Written task: Copy each line of the records that contains the word "Decreto".

Source records
»»

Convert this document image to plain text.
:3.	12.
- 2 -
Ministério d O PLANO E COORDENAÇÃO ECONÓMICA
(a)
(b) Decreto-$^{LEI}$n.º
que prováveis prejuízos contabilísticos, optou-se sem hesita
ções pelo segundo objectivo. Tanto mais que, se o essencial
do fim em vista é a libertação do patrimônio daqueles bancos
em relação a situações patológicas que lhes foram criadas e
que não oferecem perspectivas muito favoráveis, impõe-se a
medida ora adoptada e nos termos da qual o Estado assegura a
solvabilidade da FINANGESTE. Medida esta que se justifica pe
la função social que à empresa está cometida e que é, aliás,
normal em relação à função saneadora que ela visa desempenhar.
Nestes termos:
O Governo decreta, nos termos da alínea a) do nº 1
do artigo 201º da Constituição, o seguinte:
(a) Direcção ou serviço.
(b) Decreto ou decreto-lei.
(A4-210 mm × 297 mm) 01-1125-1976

««

Finished answer:
(b) Decreto-$^{LEI}$n.º
(b) Decreto ou decreto-lei.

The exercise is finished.